▶ _WHAT TO DO_
Write out the records that appear below, verbatim and complete, but without pictures.

▶ _THE DATA_
● ● ● ● ● ● ●

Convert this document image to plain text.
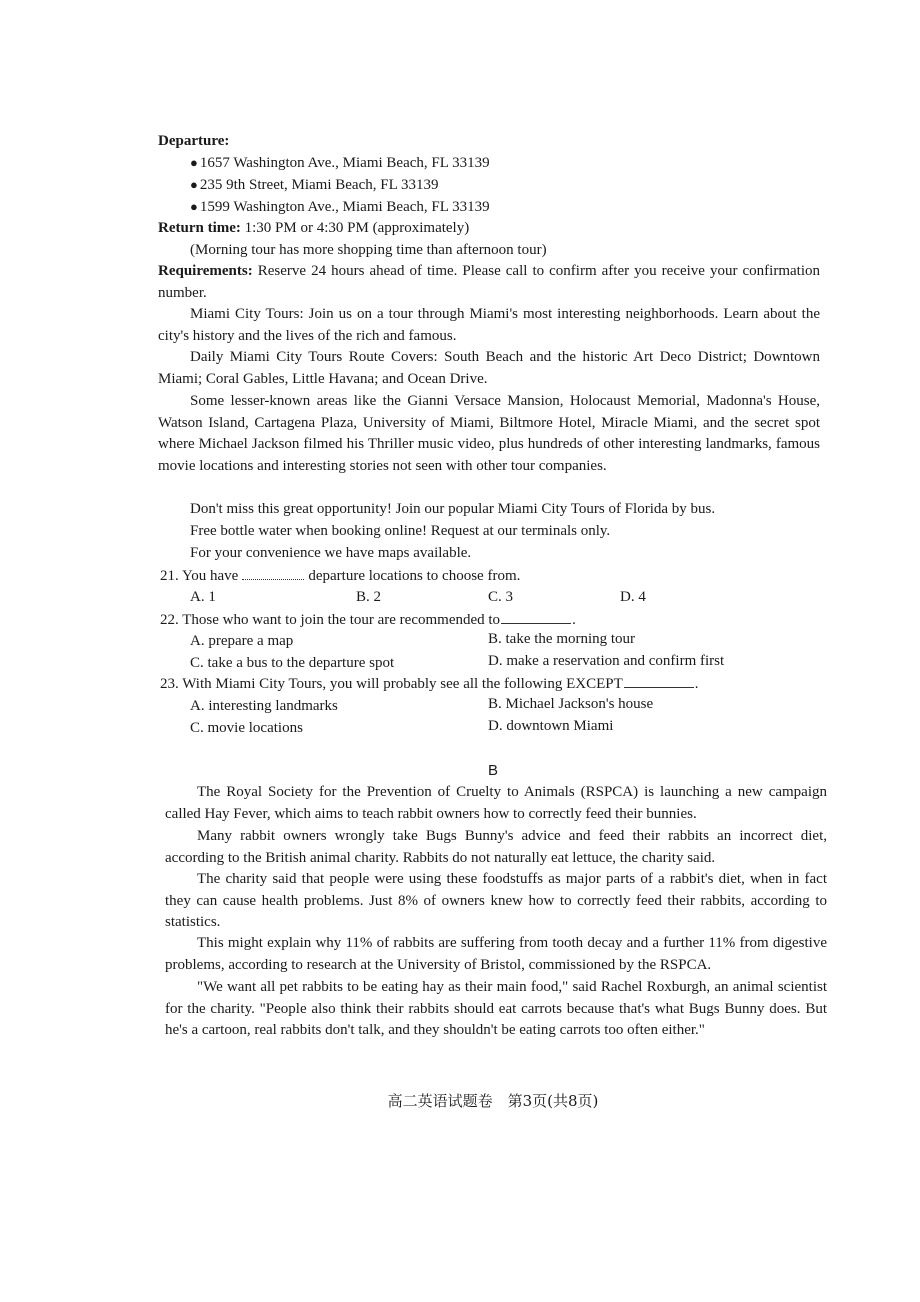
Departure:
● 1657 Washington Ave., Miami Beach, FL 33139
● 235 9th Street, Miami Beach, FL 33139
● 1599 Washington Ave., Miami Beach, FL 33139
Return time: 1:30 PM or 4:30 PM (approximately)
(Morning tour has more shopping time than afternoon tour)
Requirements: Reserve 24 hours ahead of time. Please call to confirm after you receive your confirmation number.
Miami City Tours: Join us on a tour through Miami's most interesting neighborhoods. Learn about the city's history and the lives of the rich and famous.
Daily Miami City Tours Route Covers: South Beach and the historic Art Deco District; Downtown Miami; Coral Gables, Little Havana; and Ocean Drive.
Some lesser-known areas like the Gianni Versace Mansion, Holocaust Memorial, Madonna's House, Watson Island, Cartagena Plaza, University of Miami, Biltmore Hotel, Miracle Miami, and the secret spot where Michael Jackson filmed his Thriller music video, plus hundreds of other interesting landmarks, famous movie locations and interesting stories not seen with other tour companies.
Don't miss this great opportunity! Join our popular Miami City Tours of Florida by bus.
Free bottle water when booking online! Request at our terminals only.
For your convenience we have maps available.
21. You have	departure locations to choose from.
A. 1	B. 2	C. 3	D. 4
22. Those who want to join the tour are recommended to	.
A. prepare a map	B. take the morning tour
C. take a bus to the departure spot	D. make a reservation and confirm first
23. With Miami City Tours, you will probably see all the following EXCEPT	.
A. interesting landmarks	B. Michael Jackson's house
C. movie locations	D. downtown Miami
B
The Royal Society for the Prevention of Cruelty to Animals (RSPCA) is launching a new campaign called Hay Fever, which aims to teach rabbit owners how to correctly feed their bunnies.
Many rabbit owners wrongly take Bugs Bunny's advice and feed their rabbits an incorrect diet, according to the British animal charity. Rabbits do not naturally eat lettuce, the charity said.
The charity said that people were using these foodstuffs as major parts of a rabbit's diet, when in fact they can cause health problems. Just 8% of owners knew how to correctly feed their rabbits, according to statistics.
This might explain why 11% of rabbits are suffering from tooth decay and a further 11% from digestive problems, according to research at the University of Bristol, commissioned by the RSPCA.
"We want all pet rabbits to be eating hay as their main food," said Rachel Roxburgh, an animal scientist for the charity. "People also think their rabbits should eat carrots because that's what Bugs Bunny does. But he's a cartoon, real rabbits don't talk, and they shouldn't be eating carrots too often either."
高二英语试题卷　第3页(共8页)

● ● ● ● ● ● ●

▶ _ANSWER FOR THE TASK_
Convert this document image to plain text.
Departure:
● 1657 Washington Ave., Miami Beach, FL 33139
● 235 9th Street, Miami Beach, FL 33139
● 1599 Washington Ave., Miami Beach, FL 33139
Return time: 1:30 PM or 4:30 PM (approximately)
(Morning tour has more shopping time than afternoon tour)
Requirements: Reserve 24 hours ahead of time. Please call to confirm after you receive your confirmation number.
Miami City Tours: Join us on a tour through Miami's most interesting neighborhoods. Learn about the city's history and the lives of the rich and famous.
Daily Miami City Tours Route Covers: South Beach and the historic Art Deco District; Downtown Miami; Coral Gables, Little Havana; and Ocean Drive.
Some lesser-known areas like the Gianni Versace Mansion, Holocaust Memorial, Madonna's House, Watson Island, Cartagena Plaza, University of Miami, Biltmore Hotel, Miracle Miami, and the secret spot where Michael Jackson filmed his Thriller music video, plus hundreds of other interesting landmarks, famous movie locations and interesting stories not seen with other tour companies.
Don't miss this great opportunity! Join our popular Miami City Tours of Florida by bus.
Free bottle water when booking online! Request at our terminals only.
For your convenience we have maps available.
21. You have	departure locations to choose from.
A. 1	B. 2	C. 3	D. 4
22. Those who want to join the tour are recommended to	.
A. prepare a map	B. take the morning tour
C. take a bus to the departure spot	D. make a reservation and confirm first
23. With Miami City Tours, you will probably see all the following EXCEPT	.
A. interesting landmarks	B. Michael Jackson's house
C. movie locations	D. downtown Miami
B
The Royal Society for the Prevention of Cruelty to Animals (RSPCA) is launching a new campaign called Hay Fever, which aims to teach rabbit owners how to correctly feed their bunnies.
Many rabbit owners wrongly take Bugs Bunny's advice and feed their rabbits an incorrect diet, according to the British animal charity. Rabbits do not naturally eat lettuce, the charity said.
The charity said that people were using these foodstuffs as major parts of a rabbit's diet, when in fact they can cause health problems. Just 8% of owners knew how to correctly feed their rabbits, according to statistics.
This might explain why 11% of rabbits are suffering from tooth decay and a further 11% from digestive problems, according to research at the University of Bristol, commissioned by the RSPCA.
"We want all pet rabbits to be eating hay as their main food," said Rachel Roxburgh, an animal scientist for the charity. "People also think their rabbits should eat carrots because that's what Bugs Bunny does. But he's a cartoon, real rabbits don't talk, and they shouldn't be eating carrots too often either."
高二英语试题卷　第3页(共8页)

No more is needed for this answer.